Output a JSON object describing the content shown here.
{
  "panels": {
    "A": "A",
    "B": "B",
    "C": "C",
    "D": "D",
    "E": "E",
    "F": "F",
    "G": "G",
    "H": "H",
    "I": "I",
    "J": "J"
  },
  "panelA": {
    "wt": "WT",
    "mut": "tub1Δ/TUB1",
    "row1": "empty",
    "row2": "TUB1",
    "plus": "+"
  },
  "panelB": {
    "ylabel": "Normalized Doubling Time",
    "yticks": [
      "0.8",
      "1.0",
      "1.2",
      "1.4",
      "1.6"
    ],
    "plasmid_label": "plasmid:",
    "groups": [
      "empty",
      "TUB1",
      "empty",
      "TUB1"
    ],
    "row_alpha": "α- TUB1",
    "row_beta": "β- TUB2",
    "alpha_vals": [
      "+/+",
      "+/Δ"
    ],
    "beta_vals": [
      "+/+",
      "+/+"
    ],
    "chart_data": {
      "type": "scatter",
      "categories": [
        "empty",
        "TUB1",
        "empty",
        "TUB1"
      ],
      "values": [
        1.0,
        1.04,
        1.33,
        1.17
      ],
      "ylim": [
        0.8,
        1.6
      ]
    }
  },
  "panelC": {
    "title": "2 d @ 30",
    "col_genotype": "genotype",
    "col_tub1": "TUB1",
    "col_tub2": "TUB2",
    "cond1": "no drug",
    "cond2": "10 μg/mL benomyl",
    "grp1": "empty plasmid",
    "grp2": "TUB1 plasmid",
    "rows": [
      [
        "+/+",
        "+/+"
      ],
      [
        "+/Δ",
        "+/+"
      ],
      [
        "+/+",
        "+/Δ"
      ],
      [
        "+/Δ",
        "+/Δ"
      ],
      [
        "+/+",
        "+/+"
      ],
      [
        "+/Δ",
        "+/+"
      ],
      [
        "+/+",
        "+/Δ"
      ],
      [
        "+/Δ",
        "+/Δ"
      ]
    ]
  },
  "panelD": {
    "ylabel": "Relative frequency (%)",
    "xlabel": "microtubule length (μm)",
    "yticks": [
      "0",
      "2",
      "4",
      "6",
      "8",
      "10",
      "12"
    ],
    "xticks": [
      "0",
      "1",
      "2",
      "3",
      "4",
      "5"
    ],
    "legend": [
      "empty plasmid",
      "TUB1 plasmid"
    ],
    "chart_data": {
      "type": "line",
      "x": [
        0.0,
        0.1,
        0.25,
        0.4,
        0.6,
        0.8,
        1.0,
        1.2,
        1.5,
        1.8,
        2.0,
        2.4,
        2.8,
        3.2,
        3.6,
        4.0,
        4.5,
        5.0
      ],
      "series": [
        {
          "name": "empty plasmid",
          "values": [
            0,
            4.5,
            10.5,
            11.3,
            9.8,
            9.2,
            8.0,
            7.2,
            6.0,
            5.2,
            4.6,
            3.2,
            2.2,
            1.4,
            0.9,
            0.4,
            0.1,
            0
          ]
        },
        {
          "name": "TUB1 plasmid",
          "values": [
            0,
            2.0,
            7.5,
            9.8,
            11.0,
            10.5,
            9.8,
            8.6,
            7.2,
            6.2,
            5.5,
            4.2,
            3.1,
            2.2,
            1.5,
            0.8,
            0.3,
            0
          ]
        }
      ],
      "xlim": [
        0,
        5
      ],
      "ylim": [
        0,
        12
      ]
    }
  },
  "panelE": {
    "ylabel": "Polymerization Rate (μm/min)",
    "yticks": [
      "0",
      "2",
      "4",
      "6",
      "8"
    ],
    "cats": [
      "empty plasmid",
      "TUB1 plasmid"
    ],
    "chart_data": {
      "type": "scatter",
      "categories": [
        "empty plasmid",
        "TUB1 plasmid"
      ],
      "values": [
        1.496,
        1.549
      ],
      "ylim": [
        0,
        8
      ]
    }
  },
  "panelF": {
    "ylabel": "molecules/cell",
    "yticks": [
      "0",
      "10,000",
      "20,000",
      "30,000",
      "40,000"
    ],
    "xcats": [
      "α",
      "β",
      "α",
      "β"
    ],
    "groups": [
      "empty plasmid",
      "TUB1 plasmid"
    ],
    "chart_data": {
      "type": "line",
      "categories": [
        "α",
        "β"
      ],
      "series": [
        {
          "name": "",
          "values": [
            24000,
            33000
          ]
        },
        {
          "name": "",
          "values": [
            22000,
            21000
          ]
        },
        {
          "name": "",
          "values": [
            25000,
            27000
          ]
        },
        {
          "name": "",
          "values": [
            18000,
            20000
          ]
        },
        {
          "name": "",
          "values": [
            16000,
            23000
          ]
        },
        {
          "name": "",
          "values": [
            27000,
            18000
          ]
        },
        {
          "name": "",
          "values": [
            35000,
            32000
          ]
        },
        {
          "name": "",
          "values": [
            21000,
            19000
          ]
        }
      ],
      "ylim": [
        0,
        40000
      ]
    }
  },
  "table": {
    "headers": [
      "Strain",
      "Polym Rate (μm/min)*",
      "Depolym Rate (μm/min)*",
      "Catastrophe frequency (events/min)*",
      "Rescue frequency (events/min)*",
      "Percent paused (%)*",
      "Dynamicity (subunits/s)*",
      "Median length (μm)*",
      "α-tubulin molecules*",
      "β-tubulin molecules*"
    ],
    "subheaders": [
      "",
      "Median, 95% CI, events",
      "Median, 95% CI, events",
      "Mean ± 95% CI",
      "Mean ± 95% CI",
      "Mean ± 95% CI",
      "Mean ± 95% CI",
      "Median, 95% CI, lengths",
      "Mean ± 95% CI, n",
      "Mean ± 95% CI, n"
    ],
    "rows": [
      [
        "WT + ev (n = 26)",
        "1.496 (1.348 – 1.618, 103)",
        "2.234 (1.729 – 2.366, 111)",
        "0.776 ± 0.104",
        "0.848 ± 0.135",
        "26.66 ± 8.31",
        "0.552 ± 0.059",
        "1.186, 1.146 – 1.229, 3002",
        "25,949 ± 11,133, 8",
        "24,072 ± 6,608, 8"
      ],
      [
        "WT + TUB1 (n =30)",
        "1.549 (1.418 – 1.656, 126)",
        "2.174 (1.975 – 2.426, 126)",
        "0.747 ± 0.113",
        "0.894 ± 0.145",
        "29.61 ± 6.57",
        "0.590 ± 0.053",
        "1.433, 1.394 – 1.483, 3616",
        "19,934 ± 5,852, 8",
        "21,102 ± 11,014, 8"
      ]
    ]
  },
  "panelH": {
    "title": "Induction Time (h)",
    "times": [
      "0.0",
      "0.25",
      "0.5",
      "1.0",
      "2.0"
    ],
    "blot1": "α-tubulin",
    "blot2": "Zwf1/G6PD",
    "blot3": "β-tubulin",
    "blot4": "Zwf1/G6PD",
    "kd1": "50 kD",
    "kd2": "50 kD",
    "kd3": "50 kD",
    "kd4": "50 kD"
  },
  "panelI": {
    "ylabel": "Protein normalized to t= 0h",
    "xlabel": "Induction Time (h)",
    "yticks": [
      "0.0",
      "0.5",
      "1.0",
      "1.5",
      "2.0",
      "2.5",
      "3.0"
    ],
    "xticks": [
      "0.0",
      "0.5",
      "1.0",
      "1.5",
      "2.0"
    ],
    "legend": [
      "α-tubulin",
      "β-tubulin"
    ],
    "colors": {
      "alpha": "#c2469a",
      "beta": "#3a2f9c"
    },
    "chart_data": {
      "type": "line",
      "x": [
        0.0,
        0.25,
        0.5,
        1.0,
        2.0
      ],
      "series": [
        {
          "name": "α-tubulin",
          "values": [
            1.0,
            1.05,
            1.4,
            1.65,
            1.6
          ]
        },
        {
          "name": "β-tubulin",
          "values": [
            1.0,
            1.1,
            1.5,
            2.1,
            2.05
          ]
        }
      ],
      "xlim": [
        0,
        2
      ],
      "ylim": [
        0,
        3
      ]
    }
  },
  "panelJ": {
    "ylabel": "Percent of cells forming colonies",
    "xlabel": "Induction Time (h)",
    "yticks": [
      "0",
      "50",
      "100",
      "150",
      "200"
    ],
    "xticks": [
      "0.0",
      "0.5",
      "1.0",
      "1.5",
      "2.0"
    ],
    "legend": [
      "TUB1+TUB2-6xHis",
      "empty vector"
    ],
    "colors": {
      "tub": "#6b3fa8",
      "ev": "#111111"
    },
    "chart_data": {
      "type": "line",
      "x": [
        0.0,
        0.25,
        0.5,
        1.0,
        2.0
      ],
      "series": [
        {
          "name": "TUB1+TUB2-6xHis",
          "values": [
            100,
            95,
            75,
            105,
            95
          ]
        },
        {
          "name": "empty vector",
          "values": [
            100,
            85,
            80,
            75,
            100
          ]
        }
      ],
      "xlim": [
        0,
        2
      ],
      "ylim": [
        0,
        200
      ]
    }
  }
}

> Exercise requirements
Say how many lines of the material contain the word "frequency". Add nothing to the number.

> Answer to this exercise
3